## Exercise
Return every line of the data below that includes the string "Netflow".

## Data to use

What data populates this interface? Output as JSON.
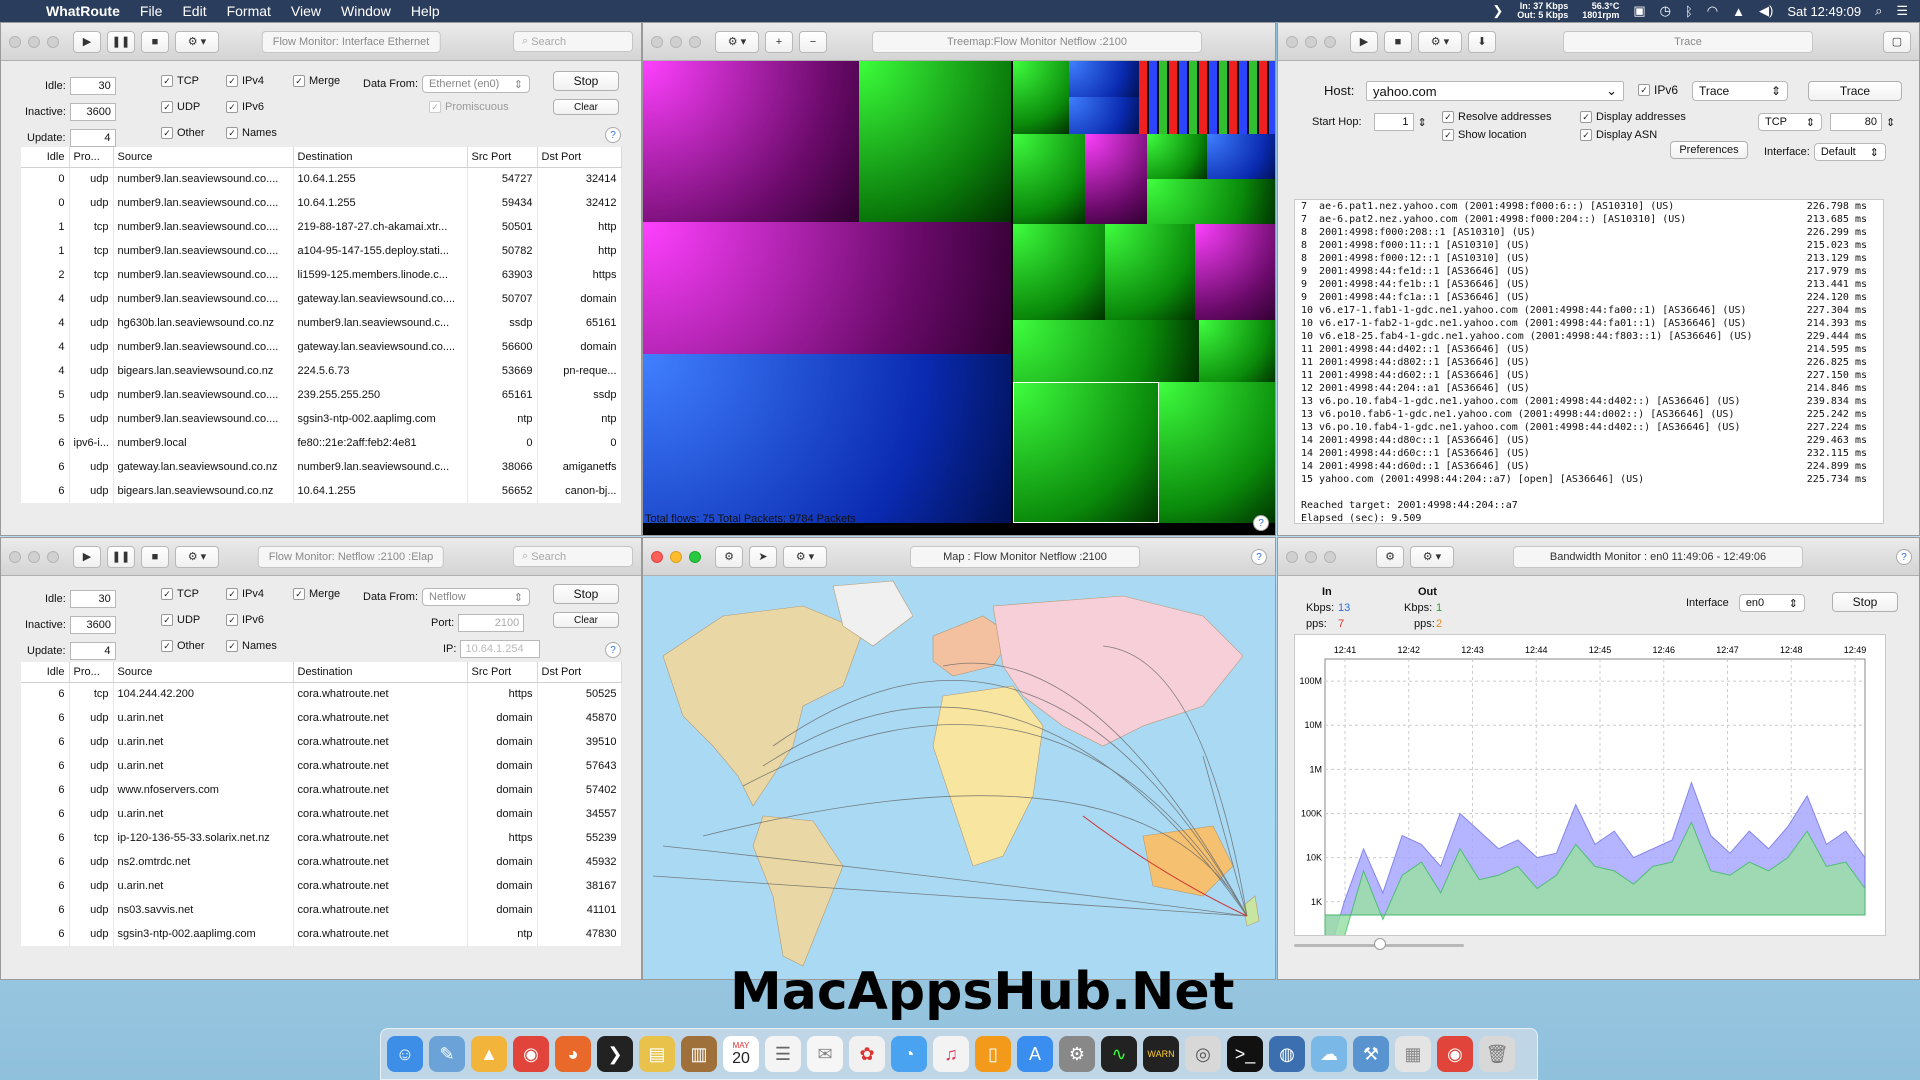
{
  "menubar": {
    "app": "WhatRoute",
    "menus": [
      "File",
      "Edit",
      "Format",
      "View",
      "Window",
      "Help"
    ],
    "net_in": "In: 37 Kbps",
    "net_out": "Out: 5 Kbps",
    "temp": "56.3°C",
    "rpm": "1801rpm",
    "clock": "Sat 12:49:09"
  },
  "fm1": {
    "title": "Flow Monitor: Interface Ethernet",
    "search_placeholder": "Search",
    "idle_label": "Idle:",
    "idle_value": "30",
    "inactive_label": "Inactive:",
    "inactive_value": "3600",
    "update_label": "Update:",
    "update_value": "4",
    "tcp": "TCP",
    "udp": "UDP",
    "other": "Other",
    "ipv4": "IPv4",
    "ipv6": "IPv6",
    "names": "Names",
    "merge": "Merge",
    "promiscuous": "Promiscuous",
    "data_from_label": "Data From:",
    "data_from_value": "Ethernet (en0)",
    "stop": "Stop",
    "clear": "Clear",
    "columns": [
      "Idle",
      "Pro...",
      "Source",
      "Destination",
      "Src Port",
      "Dst Port"
    ],
    "rows": [
      [
        "0",
        "udp",
        "number9.lan.seaviewsound.co....",
        "10.64.1.255",
        "54727",
        "32414"
      ],
      [
        "0",
        "udp",
        "number9.lan.seaviewsound.co....",
        "10.64.1.255",
        "59434",
        "32412"
      ],
      [
        "1",
        "tcp",
        "number9.lan.seaviewsound.co....",
        "219-88-187-27.ch-akamai.xtr...",
        "50501",
        "http"
      ],
      [
        "1",
        "tcp",
        "number9.lan.seaviewsound.co....",
        "a104-95-147-155.deploy.stati...",
        "50782",
        "http"
      ],
      [
        "2",
        "tcp",
        "number9.lan.seaviewsound.co....",
        "li1599-125.members.linode.c...",
        "63903",
        "https"
      ],
      [
        "4",
        "udp",
        "number9.lan.seaviewsound.co....",
        "gateway.lan.seaviewsound.co....",
        "50707",
        "domain"
      ],
      [
        "4",
        "udp",
        "hg630b.lan.seaviewsound.co.nz",
        "number9.lan.seaviewsound.c...",
        "ssdp",
        "65161"
      ],
      [
        "4",
        "udp",
        "number9.lan.seaviewsound.co....",
        "gateway.lan.seaviewsound.co....",
        "56600",
        "domain"
      ],
      [
        "4",
        "udp",
        "bigears.lan.seaviewsound.co.nz",
        "224.5.6.73",
        "53669",
        "pn-reque..."
      ],
      [
        "5",
        "udp",
        "number9.lan.seaviewsound.co....",
        "239.255.255.250",
        "65161",
        "ssdp"
      ],
      [
        "5",
        "udp",
        "number9.lan.seaviewsound.co....",
        "sgsin3-ntp-002.aaplimg.com",
        "ntp",
        "ntp"
      ],
      [
        "6",
        "ipv6-i...",
        "number9.local",
        "fe80::21e:2aff:feb2:4e81",
        "0",
        "0"
      ],
      [
        "6",
        "udp",
        "gateway.lan.seaviewsound.co.nz",
        "number9.lan.seaviewsound.c...",
        "38066",
        "amiganetfs"
      ],
      [
        "6",
        "udp",
        "bigears.lan.seaviewsound.co.nz",
        "10.64.1.255",
        "56652",
        "canon-bj..."
      ]
    ]
  },
  "fm2": {
    "title": "Flow Monitor: Netflow :2100 :Elap",
    "search_placeholder": "Search",
    "idle_label": "Idle:",
    "idle_value": "30",
    "inactive_label": "Inactive:",
    "inactive_value": "3600",
    "update_label": "Update:",
    "update_value": "4",
    "tcp": "TCP",
    "udp": "UDP",
    "other": "Other",
    "ipv4": "IPv4",
    "ipv6": "IPv6",
    "names": "Names",
    "merge": "Merge",
    "data_from_label": "Data From:",
    "data_from_value": "Netflow",
    "port_label": "Port:",
    "port_value": "2100",
    "ip_label": "IP:",
    "ip_placeholder": "10.64.1.254",
    "stop": "Stop",
    "clear": "Clear",
    "columns": [
      "Idle",
      "Pro...",
      "Source",
      "Destination",
      "Src Port",
      "Dst Port"
    ],
    "rows": [
      [
        "6",
        "tcp",
        "104.244.42.200",
        "cora.whatroute.net",
        "https",
        "50525"
      ],
      [
        "6",
        "udp",
        "u.arin.net",
        "cora.whatroute.net",
        "domain",
        "45870"
      ],
      [
        "6",
        "udp",
        "u.arin.net",
        "cora.whatroute.net",
        "domain",
        "39510"
      ],
      [
        "6",
        "udp",
        "u.arin.net",
        "cora.whatroute.net",
        "domain",
        "57643"
      ],
      [
        "6",
        "udp",
        "www.nfoservers.com",
        "cora.whatroute.net",
        "domain",
        "57402"
      ],
      [
        "6",
        "udp",
        "u.arin.net",
        "cora.whatroute.net",
        "domain",
        "34557"
      ],
      [
        "6",
        "tcp",
        "ip-120-136-55-33.solarix.net.nz",
        "cora.whatroute.net",
        "https",
        "55239"
      ],
      [
        "6",
        "udp",
        "ns2.omtrdc.net",
        "cora.whatroute.net",
        "domain",
        "45932"
      ],
      [
        "6",
        "udp",
        "u.arin.net",
        "cora.whatroute.net",
        "domain",
        "38167"
      ],
      [
        "6",
        "udp",
        "ns03.savvis.net",
        "cora.whatroute.net",
        "domain",
        "41101"
      ],
      [
        "6",
        "udp",
        "sgsin3-ntp-002.aaplimg.com",
        "cora.whatroute.net",
        "ntp",
        "47830"
      ]
    ]
  },
  "treemap": {
    "title": "Treemap:Flow Monitor Netflow :2100",
    "status": "Total flows: 75 Total Packets: 9784 Packets"
  },
  "map": {
    "title": "Map : Flow Monitor Netflow :2100"
  },
  "trace": {
    "title": "Trace",
    "host_label": "Host:",
    "host_value": "yahoo.com",
    "ipv6": "IPv6",
    "mode": "Trace",
    "trace_btn": "Trace",
    "start_hop_label": "Start Hop:",
    "start_hop_value": "1",
    "resolve": "Resolve addresses",
    "show_location": "Show location",
    "display_addresses": "Display addresses",
    "display_asn": "Display ASN",
    "proto": "TCP",
    "port": "80",
    "preferences": "Preferences",
    "interface_label": "Interface:",
    "interface_value": "Default",
    "lines": [
      [
        "7  ae-6.pat1.nez.yahoo.com (2001:4998:f000:6::) [AS10310] (US)",
        "226.798 ms"
      ],
      [
        "7  ae-6.pat2.nez.yahoo.com (2001:4998:f000:204::) [AS10310] (US)",
        "213.685 ms"
      ],
      [
        "8  2001:4998:f000:208::1 [AS10310] (US)",
        "226.299 ms"
      ],
      [
        "8  2001:4998:f000:11::1 [AS10310] (US)",
        "215.023 ms"
      ],
      [
        "8  2001:4998:f000:12::1 [AS10310] (US)",
        "213.129 ms"
      ],
      [
        "9  2001:4998:44:fe1d::1 [AS36646] (US)",
        "217.979 ms"
      ],
      [
        "9  2001:4998:44:fe1b::1 [AS36646] (US)",
        "213.441 ms"
      ],
      [
        "9  2001:4998:44:fc1a::1 [AS36646] (US)",
        "224.120 ms"
      ],
      [
        "10 v6.e17-1.fab1-1-gdc.ne1.yahoo.com (2001:4998:44:fa00::1) [AS36646] (US)",
        "227.304 ms"
      ],
      [
        "10 v6.e17-1-fab2-1-gdc.ne1.yahoo.com (2001:4998:44:fa01::1) [AS36646] (US)",
        "214.393 ms"
      ],
      [
        "10 v6.e18-25.fab4-1-gdc.ne1.yahoo.com (2001:4998:44:f803::1) [AS36646] (US)",
        "229.444 ms"
      ],
      [
        "11 2001:4998:44:d402::1 [AS36646] (US)",
        "214.595 ms"
      ],
      [
        "11 2001:4998:44:d802::1 [AS36646] (US)",
        "226.825 ms"
      ],
      [
        "11 2001:4998:44:d602::1 [AS36646] (US)",
        "227.150 ms"
      ],
      [
        "12 2001:4998:44:204::a1 [AS36646] (US)",
        "214.846 ms"
      ],
      [
        "13 v6.po.10.fab4-1-gdc.ne1.yahoo.com (2001:4998:44:d402::) [AS36646] (US)",
        "239.834 ms"
      ],
      [
        "13 v6.po10.fab6-1-gdc.ne1.yahoo.com (2001:4998:44:d002::) [AS36646] (US)",
        "225.242 ms"
      ],
      [
        "13 v6.po.10.fab4-1-gdc.ne1.yahoo.com (2001:4998:44:d402::) [AS36646] (US)",
        "227.224 ms"
      ],
      [
        "14 2001:4998:44:d80c::1 [AS36646] (US)",
        "229.463 ms"
      ],
      [
        "14 2001:4998:44:d60c::1 [AS36646] (US)",
        "232.115 ms"
      ],
      [
        "14 2001:4998:44:d60d::1 [AS36646] (US)",
        "224.899 ms"
      ],
      [
        "15 yahoo.com (2001:4998:44:204::a7) [open] [AS36646] (US)",
        "225.734 ms"
      ]
    ],
    "reached": "Reached target: 2001:4998:44:204::a7",
    "elapsed": "Elapsed (sec): 9.509"
  },
  "bandwidth": {
    "title": "Bandwidth Monitor : en0 11:49:06 - 12:49:06",
    "in_label": "In",
    "out_label": "Out",
    "kbps_label": "Kbps:",
    "pps_label": "pps:",
    "in_kbps": "13",
    "in_pps": "7",
    "out_kbps": "1",
    "out_pps": "2",
    "interface_label": "Interface",
    "interface_value": "en0",
    "stop": "Stop",
    "in_color": "#2a6fdb",
    "pps_color": "#d63a2a",
    "out_kbps_color": "#2aa02a",
    "out_pps_color": "#e08a1a",
    "chart_data": {
      "type": "area",
      "x": [
        "12:41",
        "12:42",
        "12:43",
        "12:44",
        "12:45",
        "12:46",
        "12:47",
        "12:48",
        "12:49"
      ],
      "ylabels": [
        "100M",
        "10M",
        "1M",
        "100K",
        "10K",
        "1K"
      ],
      "series": [
        {
          "values": [
            1.5,
            3,
            4.2,
            3.2,
            4.5,
            4.3,
            3.8,
            5,
            4.6,
            4.2,
            4.4,
            4,
            4.1,
            5.2,
            4.3,
            4.6,
            4,
            4.2,
            4.4,
            5.7,
            4.5,
            4.1,
            4.6,
            4.2,
            4.7,
            5.4,
            4.3,
            4.6,
            4
          ]
        },
        {
          "values": [
            1,
            2.2,
            3.7,
            2.6,
            3.6,
            3.9,
            3.2,
            4.2,
            3.5,
            3.6,
            3.8,
            3.3,
            3.6,
            4.3,
            3.8,
            3.7,
            3.4,
            3.8,
            3.9,
            4.8,
            3.7,
            3.6,
            3.9,
            3.7,
            4,
            4.6,
            3.8,
            3.9,
            3.3
          ]
        }
      ]
    }
  },
  "watermark": "MacAppsHub.Net",
  "dock": {
    "calendar_month": "MAY",
    "calendar_day": "20"
  }
}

## Correct output
    "title": "Flow Monitor: Netflow :2100 :Elap",
    "data_from_value": "Netflow",
    "title": "Treemap:Flow Monitor Netflow :2100",
    "title": "Map : Flow Monitor Netflow :2100"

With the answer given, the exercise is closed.